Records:
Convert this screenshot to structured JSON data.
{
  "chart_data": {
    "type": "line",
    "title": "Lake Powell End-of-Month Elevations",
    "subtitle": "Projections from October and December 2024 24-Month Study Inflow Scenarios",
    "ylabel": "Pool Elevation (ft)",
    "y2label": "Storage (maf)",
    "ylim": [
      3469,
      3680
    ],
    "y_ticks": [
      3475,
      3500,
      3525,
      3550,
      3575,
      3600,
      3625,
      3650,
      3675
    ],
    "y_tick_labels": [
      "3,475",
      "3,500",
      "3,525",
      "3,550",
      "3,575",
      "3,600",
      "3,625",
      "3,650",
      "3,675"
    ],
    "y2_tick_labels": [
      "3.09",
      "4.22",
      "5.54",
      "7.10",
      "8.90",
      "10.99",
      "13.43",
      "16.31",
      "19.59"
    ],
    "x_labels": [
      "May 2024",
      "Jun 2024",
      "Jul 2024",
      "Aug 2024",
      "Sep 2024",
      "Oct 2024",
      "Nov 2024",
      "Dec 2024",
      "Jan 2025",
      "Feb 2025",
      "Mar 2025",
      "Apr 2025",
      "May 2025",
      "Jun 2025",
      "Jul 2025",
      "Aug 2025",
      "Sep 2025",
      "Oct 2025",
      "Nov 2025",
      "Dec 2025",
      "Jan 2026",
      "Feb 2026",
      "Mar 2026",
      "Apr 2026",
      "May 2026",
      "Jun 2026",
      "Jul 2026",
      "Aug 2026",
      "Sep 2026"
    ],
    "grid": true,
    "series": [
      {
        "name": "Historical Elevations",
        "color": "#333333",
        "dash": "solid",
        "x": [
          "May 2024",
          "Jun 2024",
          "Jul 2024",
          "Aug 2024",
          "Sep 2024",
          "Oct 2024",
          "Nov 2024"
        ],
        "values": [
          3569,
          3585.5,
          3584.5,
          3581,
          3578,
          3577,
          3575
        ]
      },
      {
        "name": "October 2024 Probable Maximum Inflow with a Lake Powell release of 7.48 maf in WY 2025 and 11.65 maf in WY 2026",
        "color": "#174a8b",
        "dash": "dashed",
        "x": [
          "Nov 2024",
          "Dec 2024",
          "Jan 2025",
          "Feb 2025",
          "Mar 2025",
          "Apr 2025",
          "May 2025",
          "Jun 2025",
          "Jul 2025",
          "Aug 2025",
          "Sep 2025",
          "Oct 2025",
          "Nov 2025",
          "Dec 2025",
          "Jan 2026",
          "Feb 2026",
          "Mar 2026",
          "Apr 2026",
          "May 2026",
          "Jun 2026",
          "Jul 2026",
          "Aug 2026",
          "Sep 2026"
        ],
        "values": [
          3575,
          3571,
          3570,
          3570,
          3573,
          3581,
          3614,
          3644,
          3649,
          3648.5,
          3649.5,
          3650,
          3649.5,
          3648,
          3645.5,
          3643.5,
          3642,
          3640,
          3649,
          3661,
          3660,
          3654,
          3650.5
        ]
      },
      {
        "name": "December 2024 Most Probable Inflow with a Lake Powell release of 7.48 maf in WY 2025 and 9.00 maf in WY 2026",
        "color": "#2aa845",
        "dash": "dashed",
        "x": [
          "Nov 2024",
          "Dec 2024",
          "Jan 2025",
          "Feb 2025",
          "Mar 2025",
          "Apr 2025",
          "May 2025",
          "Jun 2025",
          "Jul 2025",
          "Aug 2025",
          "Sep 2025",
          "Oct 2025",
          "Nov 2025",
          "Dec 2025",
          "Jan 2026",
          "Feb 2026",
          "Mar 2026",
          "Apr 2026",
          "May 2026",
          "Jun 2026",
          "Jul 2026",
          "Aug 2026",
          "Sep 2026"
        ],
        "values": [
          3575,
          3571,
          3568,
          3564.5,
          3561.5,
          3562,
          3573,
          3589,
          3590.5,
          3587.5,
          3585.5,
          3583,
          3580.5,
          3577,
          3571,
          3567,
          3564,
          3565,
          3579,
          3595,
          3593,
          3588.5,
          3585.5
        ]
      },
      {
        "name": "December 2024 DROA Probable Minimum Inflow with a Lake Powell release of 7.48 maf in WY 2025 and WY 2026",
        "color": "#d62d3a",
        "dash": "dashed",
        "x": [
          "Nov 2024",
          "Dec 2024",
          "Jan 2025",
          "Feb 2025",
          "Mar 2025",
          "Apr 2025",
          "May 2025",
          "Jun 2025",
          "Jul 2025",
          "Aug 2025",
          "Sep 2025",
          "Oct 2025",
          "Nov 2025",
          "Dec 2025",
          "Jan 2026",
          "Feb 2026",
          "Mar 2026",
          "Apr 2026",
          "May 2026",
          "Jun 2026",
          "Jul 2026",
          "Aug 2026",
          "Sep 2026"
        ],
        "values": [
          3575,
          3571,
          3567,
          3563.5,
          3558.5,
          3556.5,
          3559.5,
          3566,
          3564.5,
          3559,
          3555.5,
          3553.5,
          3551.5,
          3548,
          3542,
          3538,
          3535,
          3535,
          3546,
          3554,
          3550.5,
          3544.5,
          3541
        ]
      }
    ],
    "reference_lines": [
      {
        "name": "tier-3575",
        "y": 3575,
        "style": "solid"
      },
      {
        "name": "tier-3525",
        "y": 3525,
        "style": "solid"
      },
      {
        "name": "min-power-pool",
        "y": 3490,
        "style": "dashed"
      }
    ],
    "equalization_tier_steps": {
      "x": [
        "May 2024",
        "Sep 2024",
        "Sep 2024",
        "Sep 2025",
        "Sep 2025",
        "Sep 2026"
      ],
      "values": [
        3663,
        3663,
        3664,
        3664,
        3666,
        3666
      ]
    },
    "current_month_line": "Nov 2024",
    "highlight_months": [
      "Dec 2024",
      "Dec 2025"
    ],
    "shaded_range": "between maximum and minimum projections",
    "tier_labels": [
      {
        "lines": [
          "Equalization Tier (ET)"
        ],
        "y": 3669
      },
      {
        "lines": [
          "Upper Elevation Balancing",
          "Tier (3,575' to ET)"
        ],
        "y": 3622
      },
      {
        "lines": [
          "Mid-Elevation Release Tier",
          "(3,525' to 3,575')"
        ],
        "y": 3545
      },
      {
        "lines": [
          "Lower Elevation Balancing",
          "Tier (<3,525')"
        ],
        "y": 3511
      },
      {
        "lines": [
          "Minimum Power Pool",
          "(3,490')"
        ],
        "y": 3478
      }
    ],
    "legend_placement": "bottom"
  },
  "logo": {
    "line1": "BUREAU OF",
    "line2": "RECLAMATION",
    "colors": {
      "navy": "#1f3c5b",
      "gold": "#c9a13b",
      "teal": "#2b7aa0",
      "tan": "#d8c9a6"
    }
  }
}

**TASK INSTRUCTIONS:** Return each entry from the material above exactly as it appears.

**THE REPLY:**
Convert this screenshot to structured JSON data.
{
  "chart_data": {
    "type": "line",
    "title": "Lake Powell End-of-Month Elevations",
    "subtitle": "Projections from October and December 2024 24-Month Study Inflow Scenarios",
    "ylabel": "Pool Elevation (ft)",
    "y2label": "Storage (maf)",
    "ylim": [
      3469,
      3680
    ],
    "y_ticks": [
      3475,
      3500,
      3525,
      3550,
      3575,
      3600,
      3625,
      3650,
      3675
    ],
    "y_tick_labels": [
      "3,475",
      "3,500",
      "3,525",
      "3,550",
      "3,575",
      "3,600",
      "3,625",
      "3,650",
      "3,675"
    ],
    "y2_tick_labels": [
      "3.09",
      "4.22",
      "5.54",
      "7.10",
      "8.90",
      "10.99",
      "13.43",
      "16.31",
      "19.59"
    ],
    "x_labels": [
      "May 2024",
      "Jun 2024",
      "Jul 2024",
      "Aug 2024",
      "Sep 2024",
      "Oct 2024",
      "Nov 2024",
      "Dec 2024",
      "Jan 2025",
      "Feb 2025",
      "Mar 2025",
      "Apr 2025",
      "May 2025",
      "Jun 2025",
      "Jul 2025",
      "Aug 2025",
      "Sep 2025",
      "Oct 2025",
      "Nov 2025",
      "Dec 2025",
      "Jan 2026",
      "Feb 2026",
      "Mar 2026",
      "Apr 2026",
      "May 2026",
      "Jun 2026",
      "Jul 2026",
      "Aug 2026",
      "Sep 2026"
    ],
    "grid": true,
    "series": [
      {
        "name": "Historical Elevations",
        "color": "#333333",
        "dash": "solid",
        "x": [
          "May 2024",
          "Jun 2024",
          "Jul 2024",
          "Aug 2024",
          "Sep 2024",
          "Oct 2024",
          "Nov 2024"
        ],
        "values": [
          3569,
          3585.5,
          3584.5,
          3581,
          3578,
          3577,
          3575
        ]
      },
      {
        "name": "October 2024 Probable Maximum Inflow with a Lake Powell release of 7.48 maf in WY 2025 and 11.65 maf in WY 2026",
        "color": "#174a8b",
        "dash": "dashed",
        "x": [
          "Nov 2024",
          "Dec 2024",
          "Jan 2025",
          "Feb 2025",
          "Mar 2025",
          "Apr 2025",
          "May 2025",
          "Jun 2025",
          "Jul 2025",
          "Aug 2025",
          "Sep 2025",
          "Oct 2025",
          "Nov 2025",
          "Dec 2025",
          "Jan 2026",
          "Feb 2026",
          "Mar 2026",
          "Apr 2026",
          "May 2026",
          "Jun 2026",
          "Jul 2026",
          "Aug 2026",
          "Sep 2026"
        ],
        "values": [
          3575,
          3571,
          3570,
          3570,
          3573,
          3581,
          3614,
          3644,
          3649,
          3648.5,
          3649.5,
          3650,
          3649.5,
          3648,
          3645.5,
          3643.5,
          3642,
          3640,
          3649,
          3661,
          3660,
          3654,
          3650.5
        ]
      },
      {
        "name": "December 2024 Most Probable Inflow with a Lake Powell release of 7.48 maf in WY 2025 and 9.00 maf in WY 2026",
        "color": "#2aa845",
        "dash": "dashed",
        "x": [
          "Nov 2024",
          "Dec 2024",
          "Jan 2025",
          "Feb 2025",
          "Mar 2025",
          "Apr 2025",
          "May 2025",
          "Jun 2025",
          "Jul 2025",
          "Aug 2025",
          "Sep 2025",
          "Oct 2025",
          "Nov 2025",
          "Dec 2025",
          "Jan 2026",
          "Feb 2026",
          "Mar 2026",
          "Apr 2026",
          "May 2026",
          "Jun 2026",
          "Jul 2026",
          "Aug 2026",
          "Sep 2026"
        ],
        "values": [
          3575,
          3571,
          3568,
          3564.5,
          3561.5,
          3562,
          3573,
          3589,
          3590.5,
          3587.5,
          3585.5,
          3583,
          3580.5,
          3577,
          3571,
          3567,
          3564,
          3565,
          3579,
          3595,
          3593,
          3588.5,
          3585.5
        ]
      },
      {
        "name": "December 2024 DROA Probable Minimum Inflow with a Lake Powell release of 7.48 maf in WY 2025 and WY 2026",
        "color": "#d62d3a",
        "dash": "dashed",
        "x": [
          "Nov 2024",
          "Dec 2024",
          "Jan 2025",
          "Feb 2025",
          "Mar 2025",
          "Apr 2025",
          "May 2025",
          "Jun 2025",
          "Jul 2025",
          "Aug 2025",
          "Sep 2025",
          "Oct 2025",
          "Nov 2025",
          "Dec 2025",
          "Jan 2026",
          "Feb 2026",
          "Mar 2026",
          "Apr 2026",
          "May 2026",
          "Jun 2026",
          "Jul 2026",
          "Aug 2026",
          "Sep 2026"
        ],
        "values": [
          3575,
          3571,
          3567,
          3563.5,
          3558.5,
          3556.5,
          3559.5,
          3566,
          3564.5,
          3559,
          3555.5,
          3553.5,
          3551.5,
          3548,
          3542,
          3538,
          3535,
          3535,
          3546,
          3554,
          3550.5,
          3544.5,
          3541
        ]
      }
    ],
    "reference_lines": [
      {
        "name": "tier-3575",
        "y": 3575,
        "style": "solid"
      },
      {
        "name": "tier-3525",
        "y": 3525,
        "style": "solid"
      },
      {
        "name": "min-power-pool",
        "y": 3490,
        "style": "dashed"
      }
    ],
    "equalization_tier_steps": {
      "x": [
        "May 2024",
        "Sep 2024",
        "Sep 2024",
        "Sep 2025",
        "Sep 2025",
        "Sep 2026"
      ],
      "values": [
        3663,
        3663,
        3664,
        3664,
        3666,
        3666
      ]
    },
    "current_month_line": "Nov 2024",
    "highlight_months": [
      "Dec 2024",
      "Dec 2025"
    ],
    "shaded_range": "between maximum and minimum projections",
    "tier_labels": [
      {
        "lines": [
          "Equalization Tier (ET)"
        ],
        "y": 3669
      },
      {
        "lines": [
          "Upper Elevation Balancing",
          "Tier (3,575' to ET)"
        ],
        "y": 3622
      },
      {
        "lines": [
          "Mid-Elevation Release Tier",
          "(3,525' to 3,575')"
        ],
        "y": 3545
      },
      {
        "lines": [
          "Lower Elevation Balancing",
          "Tier (<3,525')"
        ],
        "y": 3511
      },
      {
        "lines": [
          "Minimum Power Pool",
          "(3,490')"
        ],
        "y": 3478
      }
    ],
    "legend_placement": "bottom"
  },
  "logo": {
    "line1": "BUREAU OF",
    "line2": "RECLAMATION",
    "colors": {
      "navy": "#1f3c5b",
      "gold": "#c9a13b",
      "teal": "#2b7aa0",
      "tan": "#d8c9a6"
    }
  }
}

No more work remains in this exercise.